• WORK REQUIRED: Retype every entry word for word.

────────────────────────────────────────

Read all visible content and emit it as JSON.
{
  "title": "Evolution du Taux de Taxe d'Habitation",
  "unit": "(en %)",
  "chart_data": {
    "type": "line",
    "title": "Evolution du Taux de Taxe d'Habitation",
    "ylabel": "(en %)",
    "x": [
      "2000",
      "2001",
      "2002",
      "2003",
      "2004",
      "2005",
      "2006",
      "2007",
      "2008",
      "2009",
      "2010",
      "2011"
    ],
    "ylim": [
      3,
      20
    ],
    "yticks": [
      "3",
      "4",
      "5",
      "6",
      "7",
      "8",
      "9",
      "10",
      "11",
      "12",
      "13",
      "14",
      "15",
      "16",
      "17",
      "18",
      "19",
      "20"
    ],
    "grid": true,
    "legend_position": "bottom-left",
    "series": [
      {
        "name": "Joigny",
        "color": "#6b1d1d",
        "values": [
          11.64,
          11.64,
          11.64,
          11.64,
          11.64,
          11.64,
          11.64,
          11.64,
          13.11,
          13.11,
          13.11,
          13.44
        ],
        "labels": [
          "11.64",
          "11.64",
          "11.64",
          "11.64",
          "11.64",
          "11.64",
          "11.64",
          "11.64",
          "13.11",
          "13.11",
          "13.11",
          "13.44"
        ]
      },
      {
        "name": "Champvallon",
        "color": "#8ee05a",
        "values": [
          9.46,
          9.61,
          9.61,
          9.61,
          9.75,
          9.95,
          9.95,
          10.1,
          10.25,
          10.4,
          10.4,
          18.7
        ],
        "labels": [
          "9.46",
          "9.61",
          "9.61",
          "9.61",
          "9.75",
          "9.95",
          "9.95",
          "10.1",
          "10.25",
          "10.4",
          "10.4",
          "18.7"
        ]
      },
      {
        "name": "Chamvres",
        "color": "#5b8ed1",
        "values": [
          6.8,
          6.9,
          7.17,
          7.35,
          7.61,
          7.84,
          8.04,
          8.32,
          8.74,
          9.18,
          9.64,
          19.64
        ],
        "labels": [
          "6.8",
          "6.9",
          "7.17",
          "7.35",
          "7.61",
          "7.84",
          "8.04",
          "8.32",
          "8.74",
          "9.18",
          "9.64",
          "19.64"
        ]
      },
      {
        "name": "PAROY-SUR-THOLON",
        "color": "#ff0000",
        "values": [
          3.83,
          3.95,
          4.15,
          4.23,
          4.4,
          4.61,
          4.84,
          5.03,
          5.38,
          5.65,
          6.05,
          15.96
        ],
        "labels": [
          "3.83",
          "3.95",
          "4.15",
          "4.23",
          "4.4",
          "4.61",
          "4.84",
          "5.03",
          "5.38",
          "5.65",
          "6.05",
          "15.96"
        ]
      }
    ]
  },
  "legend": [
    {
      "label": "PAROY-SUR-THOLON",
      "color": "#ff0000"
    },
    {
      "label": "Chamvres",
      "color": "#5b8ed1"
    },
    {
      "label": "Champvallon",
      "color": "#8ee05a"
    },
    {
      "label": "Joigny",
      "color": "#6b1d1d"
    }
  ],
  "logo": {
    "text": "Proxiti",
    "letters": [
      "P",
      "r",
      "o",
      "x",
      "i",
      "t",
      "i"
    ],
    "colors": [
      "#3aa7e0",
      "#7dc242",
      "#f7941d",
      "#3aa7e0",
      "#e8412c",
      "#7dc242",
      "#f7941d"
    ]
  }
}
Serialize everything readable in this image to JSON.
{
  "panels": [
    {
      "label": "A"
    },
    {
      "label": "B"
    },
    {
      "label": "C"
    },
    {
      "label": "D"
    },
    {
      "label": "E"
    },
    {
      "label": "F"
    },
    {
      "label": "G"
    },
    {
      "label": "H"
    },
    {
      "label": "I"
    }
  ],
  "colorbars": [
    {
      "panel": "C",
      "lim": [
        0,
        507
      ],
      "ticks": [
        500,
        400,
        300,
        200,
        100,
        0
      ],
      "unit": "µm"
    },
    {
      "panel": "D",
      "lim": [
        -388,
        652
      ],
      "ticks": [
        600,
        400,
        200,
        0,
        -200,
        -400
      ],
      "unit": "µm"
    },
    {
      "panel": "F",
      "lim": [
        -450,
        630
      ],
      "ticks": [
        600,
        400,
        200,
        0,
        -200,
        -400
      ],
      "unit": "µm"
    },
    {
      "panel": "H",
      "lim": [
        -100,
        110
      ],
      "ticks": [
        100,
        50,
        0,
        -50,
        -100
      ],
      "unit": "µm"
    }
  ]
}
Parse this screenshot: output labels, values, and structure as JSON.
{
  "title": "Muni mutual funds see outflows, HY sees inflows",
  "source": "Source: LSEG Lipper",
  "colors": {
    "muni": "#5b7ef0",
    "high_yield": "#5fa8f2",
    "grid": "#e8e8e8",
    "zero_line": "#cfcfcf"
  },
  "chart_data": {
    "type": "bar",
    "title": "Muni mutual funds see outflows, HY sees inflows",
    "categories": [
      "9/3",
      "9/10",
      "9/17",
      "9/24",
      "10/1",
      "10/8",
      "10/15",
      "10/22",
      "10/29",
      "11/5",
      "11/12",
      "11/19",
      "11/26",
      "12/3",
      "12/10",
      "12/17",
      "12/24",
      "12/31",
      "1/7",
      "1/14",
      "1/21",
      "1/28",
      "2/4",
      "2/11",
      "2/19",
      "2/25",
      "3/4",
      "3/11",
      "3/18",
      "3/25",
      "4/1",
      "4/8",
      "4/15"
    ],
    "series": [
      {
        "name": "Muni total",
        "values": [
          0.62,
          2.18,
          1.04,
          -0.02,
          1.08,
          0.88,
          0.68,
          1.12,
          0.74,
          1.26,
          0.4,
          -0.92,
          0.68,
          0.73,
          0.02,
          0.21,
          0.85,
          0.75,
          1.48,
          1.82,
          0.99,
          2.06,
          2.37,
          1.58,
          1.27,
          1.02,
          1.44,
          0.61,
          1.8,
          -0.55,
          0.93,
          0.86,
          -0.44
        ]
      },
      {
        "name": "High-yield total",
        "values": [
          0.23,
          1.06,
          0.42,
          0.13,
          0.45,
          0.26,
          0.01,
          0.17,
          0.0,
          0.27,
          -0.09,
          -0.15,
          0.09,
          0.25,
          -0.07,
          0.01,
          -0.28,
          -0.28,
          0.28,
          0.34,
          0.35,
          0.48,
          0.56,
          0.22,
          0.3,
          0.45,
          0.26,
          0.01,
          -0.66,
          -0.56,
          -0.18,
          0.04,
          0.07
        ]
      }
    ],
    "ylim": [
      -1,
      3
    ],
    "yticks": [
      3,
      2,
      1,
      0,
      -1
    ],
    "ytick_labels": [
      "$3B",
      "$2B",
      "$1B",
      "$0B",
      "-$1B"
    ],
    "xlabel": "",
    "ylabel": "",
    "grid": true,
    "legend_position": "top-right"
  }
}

────────────────────────────────────────

• SOLUTION FOR THIS EXERCISE:
Read all visible content and emit it as JSON.
{
  "title": "Evolution du Taux de Taxe d'Habitation",
  "unit": "(en %)",
  "chart_data": {
    "type": "line",
    "title": "Evolution du Taux de Taxe d'Habitation",
    "ylabel": "(en %)",
    "x": [
      "2000",
      "2001",
      "2002",
      "2003",
      "2004",
      "2005",
      "2006",
      "2007",
      "2008",
      "2009",
      "2010",
      "2011"
    ],
    "ylim": [
      3,
      20
    ],
    "yticks": [
      "3",
      "4",
      "5",
      "6",
      "7",
      "8",
      "9",
      "10",
      "11",
      "12",
      "13",
      "14",
      "15",
      "16",
      "17",
      "18",
      "19",
      "20"
    ],
    "grid": true,
    "legend_position": "bottom-left",
    "series": [
      {
        "name": "Joigny",
        "color": "#6b1d1d",
        "values": [
          11.64,
          11.64,
          11.64,
          11.64,
          11.64,
          11.64,
          11.64,
          11.64,
          13.11,
          13.11,
          13.11,
          13.44
        ],
        "labels": [
          "11.64",
          "11.64",
          "11.64",
          "11.64",
          "11.64",
          "11.64",
          "11.64",
          "11.64",
          "13.11",
          "13.11",
          "13.11",
          "13.44"
        ]
      },
      {
        "name": "Champvallon",
        "color": "#8ee05a",
        "values": [
          9.46,
          9.61,
          9.61,
          9.61,
          9.75,
          9.95,
          9.95,
          10.1,
          10.25,
          10.4,
          10.4,
          18.7
        ],
        "labels": [
          "9.46",
          "9.61",
          "9.61",
          "9.61",
          "9.75",
          "9.95",
          "9.95",
          "10.1",
          "10.25",
          "10.4",
          "10.4",
          "18.7"
        ]
      },
      {
        "name": "Chamvres",
        "color": "#5b8ed1",
        "values": [
          6.8,
          6.9,
          7.17,
          7.35,
          7.61,
          7.84,
          8.04,
          8.32,
          8.74,
          9.18,
          9.64,
          19.64
        ],
        "labels": [
          "6.8",
          "6.9",
          "7.17",
          "7.35",
          "7.61",
          "7.84",
          "8.04",
          "8.32",
          "8.74",
          "9.18",
          "9.64",
          "19.64"
        ]
      },
      {
        "name": "PAROY-SUR-THOLON",
        "color": "#ff0000",
        "values": [
          3.83,
          3.95,
          4.15,
          4.23,
          4.4,
          4.61,
          4.84,
          5.03,
          5.38,
          5.65,
          6.05,
          15.96
        ],
        "labels": [
          "3.83",
          "3.95",
          "4.15",
          "4.23",
          "4.4",
          "4.61",
          "4.84",
          "5.03",
          "5.38",
          "5.65",
          "6.05",
          "15.96"
        ]
      }
    ]
  },
  "legend": [
    {
      "label": "PAROY-SUR-THOLON",
      "color": "#ff0000"
    },
    {
      "label": "Chamvres",
      "color": "#5b8ed1"
    },
    {
      "label": "Champvallon",
      "color": "#8ee05a"
    },
    {
      "label": "Joigny",
      "color": "#6b1d1d"
    }
  ],
  "logo": {
    "text": "Proxiti",
    "letters": [
      "P",
      "r",
      "o",
      "x",
      "i",
      "t",
      "i"
    ],
    "colors": [
      "#3aa7e0",
      "#7dc242",
      "#f7941d",
      "#3aa7e0",
      "#e8412c",
      "#7dc242",
      "#f7941d"
    ]
  }
}
Serialize everything readable in this image to JSON.
{
  "panels": [
    {
      "label": "A"
    },
    {
      "label": "B"
    },
    {
      "label": "C"
    },
    {
      "label": "D"
    },
    {
      "label": "E"
    },
    {
      "label": "F"
    },
    {
      "label": "G"
    },
    {
      "label": "H"
    },
    {
      "label": "I"
    }
  ],
  "colorbars": [
    {
      "panel": "C",
      "lim": [
        0,
        507
      ],
      "ticks": [
        500,
        400,
        300,
        200,
        100,
        0
      ],
      "unit": "µm"
    },
    {
      "panel": "D",
      "lim": [
        -388,
        652
      ],
      "ticks": [
        600,
        400,
        200,
        0,
        -200,
        -400
      ],
      "unit": "µm"
    },
    {
      "panel": "F",
      "lim": [
        -450,
        630
      ],
      "ticks": [
        600,
        400,
        200,
        0,
        -200,
        -400
      ],
      "unit": "µm"
    },
    {
      "panel": "H",
      "lim": [
        -100,
        110
      ],
      "ticks": [
        100,
        50,
        0,
        -50,
        -100
      ],
      "unit": "µm"
    }
  ]
}
Parse this screenshot: output labels, values, and structure as JSON.
{
  "title": "Muni mutual funds see outflows, HY sees inflows",
  "source": "Source: LSEG Lipper",
  "colors": {
    "muni": "#5b7ef0",
    "high_yield": "#5fa8f2",
    "grid": "#e8e8e8",
    "zero_line": "#cfcfcf"
  },
  "chart_data": {
    "type": "bar",
    "title": "Muni mutual funds see outflows, HY sees inflows",
    "categories": [
      "9/3",
      "9/10",
      "9/17",
      "9/24",
      "10/1",
      "10/8",
      "10/15",
      "10/22",
      "10/29",
      "11/5",
      "11/12",
      "11/19",
      "11/26",
      "12/3",
      "12/10",
      "12/17",
      "12/24",
      "12/31",
      "1/7",
      "1/14",
      "1/21",
      "1/28",
      "2/4",
      "2/11",
      "2/19",
      "2/25",
      "3/4",
      "3/11",
      "3/18",
      "3/25",
      "4/1",
      "4/8",
      "4/15"
    ],
    "series": [
      {
        "name": "Muni total",
        "values": [
          0.62,
          2.18,
          1.04,
          -0.02,
          1.08,
          0.88,
          0.68,
          1.12,
          0.74,
          1.26,
          0.4,
          -0.92,
          0.68,
          0.73,
          0.02,
          0.21,
          0.85,
          0.75,
          1.48,
          1.82,
          0.99,
          2.06,
          2.37,
          1.58,
          1.27,
          1.02,
          1.44,
          0.61,
          1.8,
          -0.55,
          0.93,
          0.86,
          -0.44
        ]
      },
      {
        "name": "High-yield total",
        "values": [
          0.23,
          1.06,
          0.42,
          0.13,
          0.45,
          0.26,
          0.01,
          0.17,
          0.0,
          0.27,
          -0.09,
          -0.15,
          0.09,
          0.25,
          -0.07,
          0.01,
          -0.28,
          -0.28,
          0.28,
          0.34,
          0.35,
          0.48,
          0.56,
          0.22,
          0.3,
          0.45,
          0.26,
          0.01,
          -0.66,
          -0.56,
          -0.18,
          0.04,
          0.07
        ]
      }
    ],
    "ylim": [
      -1,
      3
    ],
    "yticks": [
      3,
      2,
      1,
      0,
      -1
    ],
    "ytick_labels": [
      "$3B",
      "$2B",
      "$1B",
      "$0B",
      "-$1B"
    ],
    "xlabel": "",
    "ylabel": "",
    "grid": true,
    "legend_position": "top-right"
  }
}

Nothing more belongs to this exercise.